> TEXT PASSAGE
__________________________________________________
I work at WordPerfect’s headquarters [Tech History]
by Kerensky97 on Mar.17, 2010, under Local, Philiosophy, Technology
This old ad I saw from Wired Reread reminded me of a recent discovery I made.
I found out that the really nice Technology Park I work at used to be WordPerfect Headquarters.
Old timers know the significance but new computer users may not. WordPerfect was the killer app to have on an IBM PC computer back in the 80’s and 90’s. Along with Quattro Pro they made up the dominant office applications that made a PC worth owning (besides SkiFree).
However the 800lb gorilla, Microsoft, bundled a group of office programs in a suite that had limited interoperability between them. While initially an inferior product the simple interaction between word docs and spreadsheets was too powerful of a feature and WordPerfect and Quattro Pro fell before the Microsoft Juggernaut.
Today the owners of WP spend their immense wealth on a giant arboretum/garden/golf course at the north end of Utah Valley. The office park was sold and now the building are leased out to other tech companies. AT&T where I’m soon to be unemployed, Omniture which was recently acquired by Adobe, Bungee Labs, Intuit, Open Solutions, Orange Soda, and some other startups.
__________________________________________________
> THINGS TO DO
1. In the post about WordPerfect's old headquarters, why did WordPerfect and Quattro Pro lose out to Microsoft? Answer in one to three sentences.
2. Pick up the post about WordPerfect's old headquarters where it stops and keep writing.

> SOURCE DATA
__________________________________________________
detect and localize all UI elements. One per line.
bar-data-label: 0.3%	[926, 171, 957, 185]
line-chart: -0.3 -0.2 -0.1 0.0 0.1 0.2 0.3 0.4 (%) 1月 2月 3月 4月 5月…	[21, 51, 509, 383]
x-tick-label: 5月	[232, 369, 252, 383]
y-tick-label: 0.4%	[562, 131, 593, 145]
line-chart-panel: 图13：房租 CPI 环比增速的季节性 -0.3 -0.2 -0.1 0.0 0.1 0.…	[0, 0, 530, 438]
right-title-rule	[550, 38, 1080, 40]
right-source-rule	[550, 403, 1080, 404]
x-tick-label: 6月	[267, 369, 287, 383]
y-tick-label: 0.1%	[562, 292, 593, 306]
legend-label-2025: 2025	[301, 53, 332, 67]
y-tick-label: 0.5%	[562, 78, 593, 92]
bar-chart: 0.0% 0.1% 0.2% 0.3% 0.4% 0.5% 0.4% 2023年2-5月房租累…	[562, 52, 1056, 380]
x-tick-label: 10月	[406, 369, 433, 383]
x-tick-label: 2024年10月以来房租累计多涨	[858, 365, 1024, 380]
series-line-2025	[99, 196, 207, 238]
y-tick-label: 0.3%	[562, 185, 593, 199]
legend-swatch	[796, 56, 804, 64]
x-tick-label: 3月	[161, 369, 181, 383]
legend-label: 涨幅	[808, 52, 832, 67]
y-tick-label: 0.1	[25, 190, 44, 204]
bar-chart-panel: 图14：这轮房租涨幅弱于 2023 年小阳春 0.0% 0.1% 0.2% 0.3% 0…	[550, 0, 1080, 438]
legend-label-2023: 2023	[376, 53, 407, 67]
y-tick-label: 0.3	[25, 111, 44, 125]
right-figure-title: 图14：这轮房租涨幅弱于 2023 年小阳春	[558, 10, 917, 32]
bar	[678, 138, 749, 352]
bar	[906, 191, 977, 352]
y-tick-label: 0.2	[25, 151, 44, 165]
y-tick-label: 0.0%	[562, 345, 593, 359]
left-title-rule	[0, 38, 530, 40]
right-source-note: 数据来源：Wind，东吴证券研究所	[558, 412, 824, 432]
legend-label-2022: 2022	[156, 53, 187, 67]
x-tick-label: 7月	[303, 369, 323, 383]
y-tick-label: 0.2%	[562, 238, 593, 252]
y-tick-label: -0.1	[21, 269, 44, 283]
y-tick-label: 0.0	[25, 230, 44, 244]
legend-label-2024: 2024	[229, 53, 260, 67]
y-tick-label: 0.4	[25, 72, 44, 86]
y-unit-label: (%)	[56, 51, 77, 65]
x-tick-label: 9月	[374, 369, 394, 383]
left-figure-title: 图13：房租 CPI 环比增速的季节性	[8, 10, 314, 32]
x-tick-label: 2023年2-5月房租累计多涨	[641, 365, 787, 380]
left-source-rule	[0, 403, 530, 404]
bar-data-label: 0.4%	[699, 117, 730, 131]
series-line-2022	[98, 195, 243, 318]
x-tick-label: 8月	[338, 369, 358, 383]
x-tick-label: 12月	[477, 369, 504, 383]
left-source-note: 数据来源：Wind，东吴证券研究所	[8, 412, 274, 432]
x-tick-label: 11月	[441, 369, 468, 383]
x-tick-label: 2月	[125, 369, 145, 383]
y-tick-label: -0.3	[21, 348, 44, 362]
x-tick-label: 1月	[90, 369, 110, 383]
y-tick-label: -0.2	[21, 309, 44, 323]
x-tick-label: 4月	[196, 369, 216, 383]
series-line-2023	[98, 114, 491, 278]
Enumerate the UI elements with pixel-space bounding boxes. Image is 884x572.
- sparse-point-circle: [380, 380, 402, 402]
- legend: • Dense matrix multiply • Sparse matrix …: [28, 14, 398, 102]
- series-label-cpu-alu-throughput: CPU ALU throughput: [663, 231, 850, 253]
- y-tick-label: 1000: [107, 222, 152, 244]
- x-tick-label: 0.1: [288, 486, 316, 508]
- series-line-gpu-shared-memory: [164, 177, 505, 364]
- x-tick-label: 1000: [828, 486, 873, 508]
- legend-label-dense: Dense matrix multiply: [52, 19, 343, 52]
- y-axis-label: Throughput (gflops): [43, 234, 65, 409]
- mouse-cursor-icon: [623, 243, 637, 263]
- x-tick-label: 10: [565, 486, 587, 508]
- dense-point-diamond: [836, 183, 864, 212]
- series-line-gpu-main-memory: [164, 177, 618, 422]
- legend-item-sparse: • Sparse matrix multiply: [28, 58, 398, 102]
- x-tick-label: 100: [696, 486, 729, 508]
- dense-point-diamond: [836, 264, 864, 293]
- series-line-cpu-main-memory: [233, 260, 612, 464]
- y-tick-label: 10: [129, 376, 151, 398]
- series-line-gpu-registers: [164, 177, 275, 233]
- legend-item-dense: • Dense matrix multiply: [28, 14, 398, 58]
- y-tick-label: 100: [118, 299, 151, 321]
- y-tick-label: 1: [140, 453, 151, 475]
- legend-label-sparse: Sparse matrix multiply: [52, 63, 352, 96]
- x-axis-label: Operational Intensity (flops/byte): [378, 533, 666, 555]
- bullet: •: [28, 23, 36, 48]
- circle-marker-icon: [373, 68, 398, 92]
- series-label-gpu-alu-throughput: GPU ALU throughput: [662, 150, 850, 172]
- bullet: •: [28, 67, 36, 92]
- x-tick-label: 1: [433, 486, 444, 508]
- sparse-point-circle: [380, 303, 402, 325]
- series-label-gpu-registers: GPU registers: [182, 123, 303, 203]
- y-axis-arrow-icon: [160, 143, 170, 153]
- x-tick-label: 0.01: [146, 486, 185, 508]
__________________________________________________
> TASK-BY-TASK ANSWERS
1. Microsoft bundled its office programs into a suite that let them work together to a limited degree. Even though that suite was at first an inferior product, the easy interaction between word documents and spreadsheets was too powerful a feature, and WordPerfect and Quattro Pro fell before it.

2.
From a tech history perspective it’s kind of amazing being among the “ruins” of a company that ran a virtual monopoly on the tech landscape in the heyday of the PC.
Imagine working at 1 Infinite Loop Cupertino 20 years in the future at the GoogleSkynet building, data-mining personal information to fuel the US-China Ad War, and spending your lunch break reminiscing about when people here were so worked up over a phone that could surf the internet.
In today’s high-paced tech world nobody can remember back 3 years let alone 20-30 years. But it’s good to remind yourself from time to time that the latest tablet craze, or Google’s latest move into *blank* technology is just a passing moment that will be forgotten in less than half a generation. And in the future people will look back amused at us just like we do when we think back to a day when a simple word-processing application would be the main reason people got desktop computers.